##### SUPPLIED RECORDS

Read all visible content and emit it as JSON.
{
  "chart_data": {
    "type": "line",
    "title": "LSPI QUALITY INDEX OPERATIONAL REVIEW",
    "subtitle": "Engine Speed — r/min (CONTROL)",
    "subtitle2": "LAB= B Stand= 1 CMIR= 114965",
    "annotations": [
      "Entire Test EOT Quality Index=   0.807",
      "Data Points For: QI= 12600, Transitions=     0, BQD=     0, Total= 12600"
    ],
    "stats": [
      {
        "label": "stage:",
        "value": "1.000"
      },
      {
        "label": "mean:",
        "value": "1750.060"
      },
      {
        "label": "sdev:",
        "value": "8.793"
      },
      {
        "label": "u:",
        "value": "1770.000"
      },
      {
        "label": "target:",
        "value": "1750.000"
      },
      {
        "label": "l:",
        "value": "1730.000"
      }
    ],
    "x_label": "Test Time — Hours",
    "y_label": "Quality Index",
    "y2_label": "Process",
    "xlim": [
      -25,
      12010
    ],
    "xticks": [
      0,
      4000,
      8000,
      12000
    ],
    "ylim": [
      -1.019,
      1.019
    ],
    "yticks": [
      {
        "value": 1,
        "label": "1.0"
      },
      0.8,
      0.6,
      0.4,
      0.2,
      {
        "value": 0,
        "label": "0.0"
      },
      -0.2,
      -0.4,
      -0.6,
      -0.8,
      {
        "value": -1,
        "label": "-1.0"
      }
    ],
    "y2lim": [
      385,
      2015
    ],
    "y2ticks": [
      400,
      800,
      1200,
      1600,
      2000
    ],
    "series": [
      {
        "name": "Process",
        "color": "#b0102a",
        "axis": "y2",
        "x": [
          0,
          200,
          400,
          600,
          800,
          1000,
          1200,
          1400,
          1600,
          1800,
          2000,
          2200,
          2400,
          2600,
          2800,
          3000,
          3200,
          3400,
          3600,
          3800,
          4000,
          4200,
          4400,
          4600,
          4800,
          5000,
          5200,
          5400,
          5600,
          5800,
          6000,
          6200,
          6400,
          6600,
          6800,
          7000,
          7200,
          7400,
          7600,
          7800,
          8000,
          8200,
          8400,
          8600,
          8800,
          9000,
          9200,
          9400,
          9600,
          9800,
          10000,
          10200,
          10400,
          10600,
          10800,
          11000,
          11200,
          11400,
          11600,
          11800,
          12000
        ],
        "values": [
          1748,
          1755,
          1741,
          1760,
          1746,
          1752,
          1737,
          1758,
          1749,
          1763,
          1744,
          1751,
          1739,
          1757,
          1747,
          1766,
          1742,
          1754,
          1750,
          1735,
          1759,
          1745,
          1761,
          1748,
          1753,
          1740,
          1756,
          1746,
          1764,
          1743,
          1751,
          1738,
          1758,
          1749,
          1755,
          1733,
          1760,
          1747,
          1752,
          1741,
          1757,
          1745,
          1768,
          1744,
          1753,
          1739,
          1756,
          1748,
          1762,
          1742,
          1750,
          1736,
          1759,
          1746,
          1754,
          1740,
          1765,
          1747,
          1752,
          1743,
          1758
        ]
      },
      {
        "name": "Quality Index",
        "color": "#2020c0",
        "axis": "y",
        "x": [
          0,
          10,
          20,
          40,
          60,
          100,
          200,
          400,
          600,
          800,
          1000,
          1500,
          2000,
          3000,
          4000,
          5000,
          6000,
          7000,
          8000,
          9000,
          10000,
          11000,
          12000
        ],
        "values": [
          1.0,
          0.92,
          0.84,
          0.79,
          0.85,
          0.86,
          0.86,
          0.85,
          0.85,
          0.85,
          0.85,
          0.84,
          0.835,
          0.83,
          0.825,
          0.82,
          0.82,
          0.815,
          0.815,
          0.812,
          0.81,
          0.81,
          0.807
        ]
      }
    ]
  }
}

##########

DIRECTIONS FOR THIS TASK »
Every entry must be quoted exactly as it appears above.

REPLY »
Read all visible content and emit it as JSON.
{
  "chart_data": {
    "type": "line",
    "title": "LSPI QUALITY INDEX OPERATIONAL REVIEW",
    "subtitle": "Engine Speed — r/min (CONTROL)",
    "subtitle2": "LAB= B Stand= 1 CMIR= 114965",
    "annotations": [
      "Entire Test EOT Quality Index=   0.807",
      "Data Points For: QI= 12600, Transitions=     0, BQD=     0, Total= 12600"
    ],
    "stats": [
      {
        "label": "stage:",
        "value": "1.000"
      },
      {
        "label": "mean:",
        "value": "1750.060"
      },
      {
        "label": "sdev:",
        "value": "8.793"
      },
      {
        "label": "u:",
        "value": "1770.000"
      },
      {
        "label": "target:",
        "value": "1750.000"
      },
      {
        "label": "l:",
        "value": "1730.000"
      }
    ],
    "x_label": "Test Time — Hours",
    "y_label": "Quality Index",
    "y2_label": "Process",
    "xlim": [
      -25,
      12010
    ],
    "xticks": [
      0,
      4000,
      8000,
      12000
    ],
    "ylim": [
      -1.019,
      1.019
    ],
    "yticks": [
      {
        "value": 1,
        "label": "1.0"
      },
      0.8,
      0.6,
      0.4,
      0.2,
      {
        "value": 0,
        "label": "0.0"
      },
      -0.2,
      -0.4,
      -0.6,
      -0.8,
      {
        "value": -1,
        "label": "-1.0"
      }
    ],
    "y2lim": [
      385,
      2015
    ],
    "y2ticks": [
      400,
      800,
      1200,
      1600,
      2000
    ],
    "series": [
      {
        "name": "Process",
        "color": "#b0102a",
        "axis": "y2",
        "x": [
          0,
          200,
          400,
          600,
          800,
          1000,
          1200,
          1400,
          1600,
          1800,
          2000,
          2200,
          2400,
          2600,
          2800,
          3000,
          3200,
          3400,
          3600,
          3800,
          4000,
          4200,
          4400,
          4600,
          4800,
          5000,
          5200,
          5400,
          5600,
          5800,
          6000,
          6200,
          6400,
          6600,
          6800,
          7000,
          7200,
          7400,
          7600,
          7800,
          8000,
          8200,
          8400,
          8600,
          8800,
          9000,
          9200,
          9400,
          9600,
          9800,
          10000,
          10200,
          10400,
          10600,
          10800,
          11000,
          11200,
          11400,
          11600,
          11800,
          12000
        ],
        "values": [
          1748,
          1755,
          1741,
          1760,
          1746,
          1752,
          1737,
          1758,
          1749,
          1763,
          1744,
          1751,
          1739,
          1757,
          1747,
          1766,
          1742,
          1754,
          1750,
          1735,
          1759,
          1745,
          1761,
          1748,
          1753,
          1740,
          1756,
          1746,
          1764,
          1743,
          1751,
          1738,
          1758,
          1749,
          1755,
          1733,
          1760,
          1747,
          1752,
          1741,
          1757,
          1745,
          1768,
          1744,
          1753,
          1739,
          1756,
          1748,
          1762,
          1742,
          1750,
          1736,
          1759,
          1746,
          1754,
          1740,
          1765,
          1747,
          1752,
          1743,
          1758
        ]
      },
      {
        "name": "Quality Index",
        "color": "#2020c0",
        "axis": "y",
        "x": [
          0,
          10,
          20,
          40,
          60,
          100,
          200,
          400,
          600,
          800,
          1000,
          1500,
          2000,
          3000,
          4000,
          5000,
          6000,
          7000,
          8000,
          9000,
          10000,
          11000,
          12000
        ],
        "values": [
          1.0,
          0.92,
          0.84,
          0.79,
          0.85,
          0.86,
          0.86,
          0.85,
          0.85,
          0.85,
          0.85,
          0.84,
          0.835,
          0.83,
          0.825,
          0.82,
          0.82,
          0.815,
          0.815,
          0.812,
          0.81,
          0.81,
          0.807
        ]
      }
    ]
  }
}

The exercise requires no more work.